[Records]
============

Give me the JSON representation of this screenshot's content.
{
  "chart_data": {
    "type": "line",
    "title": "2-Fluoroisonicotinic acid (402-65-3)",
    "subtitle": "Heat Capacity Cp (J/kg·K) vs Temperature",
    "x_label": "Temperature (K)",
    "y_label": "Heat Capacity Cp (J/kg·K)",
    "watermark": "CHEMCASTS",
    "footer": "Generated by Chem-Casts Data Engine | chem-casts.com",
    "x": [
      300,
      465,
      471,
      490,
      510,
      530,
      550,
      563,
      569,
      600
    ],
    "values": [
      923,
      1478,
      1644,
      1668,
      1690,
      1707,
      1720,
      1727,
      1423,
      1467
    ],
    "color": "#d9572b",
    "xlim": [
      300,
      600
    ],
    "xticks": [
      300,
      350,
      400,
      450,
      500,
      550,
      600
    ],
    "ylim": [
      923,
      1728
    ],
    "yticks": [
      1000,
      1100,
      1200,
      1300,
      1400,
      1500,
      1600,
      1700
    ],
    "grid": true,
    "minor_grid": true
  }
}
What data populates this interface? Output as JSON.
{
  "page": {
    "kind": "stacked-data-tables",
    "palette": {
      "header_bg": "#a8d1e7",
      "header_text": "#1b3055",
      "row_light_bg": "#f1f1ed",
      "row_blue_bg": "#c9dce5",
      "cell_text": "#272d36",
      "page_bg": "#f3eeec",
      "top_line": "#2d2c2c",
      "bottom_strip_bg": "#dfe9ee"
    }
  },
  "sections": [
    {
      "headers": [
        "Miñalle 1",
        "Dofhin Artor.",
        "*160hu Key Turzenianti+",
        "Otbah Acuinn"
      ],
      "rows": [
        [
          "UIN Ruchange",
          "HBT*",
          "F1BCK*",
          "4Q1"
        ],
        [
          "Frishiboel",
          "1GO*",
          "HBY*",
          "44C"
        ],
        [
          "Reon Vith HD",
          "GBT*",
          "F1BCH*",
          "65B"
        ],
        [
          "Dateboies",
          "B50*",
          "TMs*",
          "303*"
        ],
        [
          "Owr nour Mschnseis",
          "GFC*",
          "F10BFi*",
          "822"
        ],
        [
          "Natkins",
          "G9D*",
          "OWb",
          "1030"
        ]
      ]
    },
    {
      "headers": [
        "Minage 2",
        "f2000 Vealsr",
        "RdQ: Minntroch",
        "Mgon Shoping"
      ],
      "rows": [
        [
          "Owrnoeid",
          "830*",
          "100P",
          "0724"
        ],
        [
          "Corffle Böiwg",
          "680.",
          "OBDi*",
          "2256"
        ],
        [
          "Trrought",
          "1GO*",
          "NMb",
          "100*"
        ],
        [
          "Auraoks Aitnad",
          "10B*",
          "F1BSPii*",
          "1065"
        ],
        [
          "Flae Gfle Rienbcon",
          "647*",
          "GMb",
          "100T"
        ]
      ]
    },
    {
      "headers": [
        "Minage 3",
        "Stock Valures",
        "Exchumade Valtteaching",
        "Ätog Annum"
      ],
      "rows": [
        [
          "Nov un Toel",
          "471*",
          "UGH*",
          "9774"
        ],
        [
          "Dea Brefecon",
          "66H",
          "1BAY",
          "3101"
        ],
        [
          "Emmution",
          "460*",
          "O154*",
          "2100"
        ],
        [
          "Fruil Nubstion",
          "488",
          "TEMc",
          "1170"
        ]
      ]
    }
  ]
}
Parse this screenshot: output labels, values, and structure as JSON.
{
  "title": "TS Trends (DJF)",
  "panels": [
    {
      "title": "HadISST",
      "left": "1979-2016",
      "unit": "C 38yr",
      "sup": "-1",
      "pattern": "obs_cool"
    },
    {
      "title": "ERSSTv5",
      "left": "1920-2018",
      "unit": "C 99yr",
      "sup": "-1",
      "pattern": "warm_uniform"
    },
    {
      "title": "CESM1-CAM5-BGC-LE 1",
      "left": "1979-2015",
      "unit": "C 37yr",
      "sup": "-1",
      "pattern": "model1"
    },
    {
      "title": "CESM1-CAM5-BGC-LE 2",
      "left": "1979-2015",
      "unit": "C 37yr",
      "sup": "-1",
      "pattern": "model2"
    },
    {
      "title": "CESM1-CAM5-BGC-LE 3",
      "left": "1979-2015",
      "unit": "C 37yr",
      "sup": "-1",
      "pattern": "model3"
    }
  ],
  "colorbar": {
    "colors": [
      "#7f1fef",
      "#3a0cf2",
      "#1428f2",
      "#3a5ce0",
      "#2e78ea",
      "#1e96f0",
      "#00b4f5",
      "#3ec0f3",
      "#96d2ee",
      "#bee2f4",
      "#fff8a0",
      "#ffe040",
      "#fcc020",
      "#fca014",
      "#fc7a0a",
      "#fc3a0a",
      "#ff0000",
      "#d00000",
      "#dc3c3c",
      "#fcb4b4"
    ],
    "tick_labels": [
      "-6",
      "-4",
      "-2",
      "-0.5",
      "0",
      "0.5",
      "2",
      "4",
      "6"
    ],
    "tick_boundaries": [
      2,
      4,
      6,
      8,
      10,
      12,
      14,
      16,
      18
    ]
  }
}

============

Work instructions:
Each record above should be repeated exactly as it appears.

Result for this exercise:
Give me the JSON representation of this screenshot's content.
{
  "chart_data": {
    "type": "line",
    "title": "2-Fluoroisonicotinic acid (402-65-3)",
    "subtitle": "Heat Capacity Cp (J/kg·K) vs Temperature",
    "x_label": "Temperature (K)",
    "y_label": "Heat Capacity Cp (J/kg·K)",
    "watermark": "CHEMCASTS",
    "footer": "Generated by Chem-Casts Data Engine | chem-casts.com",
    "x": [
      300,
      465,
      471,
      490,
      510,
      530,
      550,
      563,
      569,
      600
    ],
    "values": [
      923,
      1478,
      1644,
      1668,
      1690,
      1707,
      1720,
      1727,
      1423,
      1467
    ],
    "color": "#d9572b",
    "xlim": [
      300,
      600
    ],
    "xticks": [
      300,
      350,
      400,
      450,
      500,
      550,
      600
    ],
    "ylim": [
      923,
      1728
    ],
    "yticks": [
      1000,
      1100,
      1200,
      1300,
      1400,
      1500,
      1600,
      1700
    ],
    "grid": true,
    "minor_grid": true
  }
}
What data populates this interface? Output as JSON.
{
  "page": {
    "kind": "stacked-data-tables",
    "palette": {
      "header_bg": "#a8d1e7",
      "header_text": "#1b3055",
      "row_light_bg": "#f1f1ed",
      "row_blue_bg": "#c9dce5",
      "cell_text": "#272d36",
      "page_bg": "#f3eeec",
      "top_line": "#2d2c2c",
      "bottom_strip_bg": "#dfe9ee"
    }
  },
  "sections": [
    {
      "headers": [
        "Miñalle 1",
        "Dofhin Artor.",
        "*160hu Key Turzenianti+",
        "Otbah Acuinn"
      ],
      "rows": [
        [
          "UIN Ruchange",
          "HBT*",
          "F1BCK*",
          "4Q1"
        ],
        [
          "Frishiboel",
          "1GO*",
          "HBY*",
          "44C"
        ],
        [
          "Reon Vith HD",
          "GBT*",
          "F1BCH*",
          "65B"
        ],
        [
          "Dateboies",
          "B50*",
          "TMs*",
          "303*"
        ],
        [
          "Owr nour Mschnseis",
          "GFC*",
          "F10BFi*",
          "822"
        ],
        [
          "Natkins",
          "G9D*",
          "OWb",
          "1030"
        ]
      ]
    },
    {
      "headers": [
        "Minage 2",
        "f2000 Vealsr",
        "RdQ: Minntroch",
        "Mgon Shoping"
      ],
      "rows": [
        [
          "Owrnoeid",
          "830*",
          "100P",
          "0724"
        ],
        [
          "Corffle Böiwg",
          "680.",
          "OBDi*",
          "2256"
        ],
        [
          "Trrought",
          "1GO*",
          "NMb",
          "100*"
        ],
        [
          "Auraoks Aitnad",
          "10B*",
          "F1BSPii*",
          "1065"
        ],
        [
          "Flae Gfle Rienbcon",
          "647*",
          "GMb",
          "100T"
        ]
      ]
    },
    {
      "headers": [
        "Minage 3",
        "Stock Valures",
        "Exchumade Valtteaching",
        "Ätog Annum"
      ],
      "rows": [
        [
          "Nov un Toel",
          "471*",
          "UGH*",
          "9774"
        ],
        [
          "Dea Brefecon",
          "66H",
          "1BAY",
          "3101"
        ],
        [
          "Emmution",
          "460*",
          "O154*",
          "2100"
        ],
        [
          "Fruil Nubstion",
          "488",
          "TEMc",
          "1170"
        ]
      ]
    }
  ]
}
Parse this screenshot: output labels, values, and structure as JSON.
{
  "title": "TS Trends (DJF)",
  "panels": [
    {
      "title": "HadISST",
      "left": "1979-2016",
      "unit": "C 38yr",
      "sup": "-1",
      "pattern": "obs_cool"
    },
    {
      "title": "ERSSTv5",
      "left": "1920-2018",
      "unit": "C 99yr",
      "sup": "-1",
      "pattern": "warm_uniform"
    },
    {
      "title": "CESM1-CAM5-BGC-LE 1",
      "left": "1979-2015",
      "unit": "C 37yr",
      "sup": "-1",
      "pattern": "model1"
    },
    {
      "title": "CESM1-CAM5-BGC-LE 2",
      "left": "1979-2015",
      "unit": "C 37yr",
      "sup": "-1",
      "pattern": "model2"
    },
    {
      "title": "CESM1-CAM5-BGC-LE 3",
      "left": "1979-2015",
      "unit": "C 37yr",
      "sup": "-1",
      "pattern": "model3"
    }
  ],
  "colorbar": {
    "colors": [
      "#7f1fef",
      "#3a0cf2",
      "#1428f2",
      "#3a5ce0",
      "#2e78ea",
      "#1e96f0",
      "#00b4f5",
      "#3ec0f3",
      "#96d2ee",
      "#bee2f4",
      "#fff8a0",
      "#ffe040",
      "#fcc020",
      "#fca014",
      "#fc7a0a",
      "#fc3a0a",
      "#ff0000",
      "#d00000",
      "#dc3c3c",
      "#fcb4b4"
    ],
    "tick_labels": [
      "-6",
      "-4",
      "-2",
      "-0.5",
      "0",
      "0.5",
      "2",
      "4",
      "6"
    ],
    "tick_boundaries": [
      2,
      4,
      6,
      8,
      10,
      12,
      14,
      16,
      18
    ]
  }
}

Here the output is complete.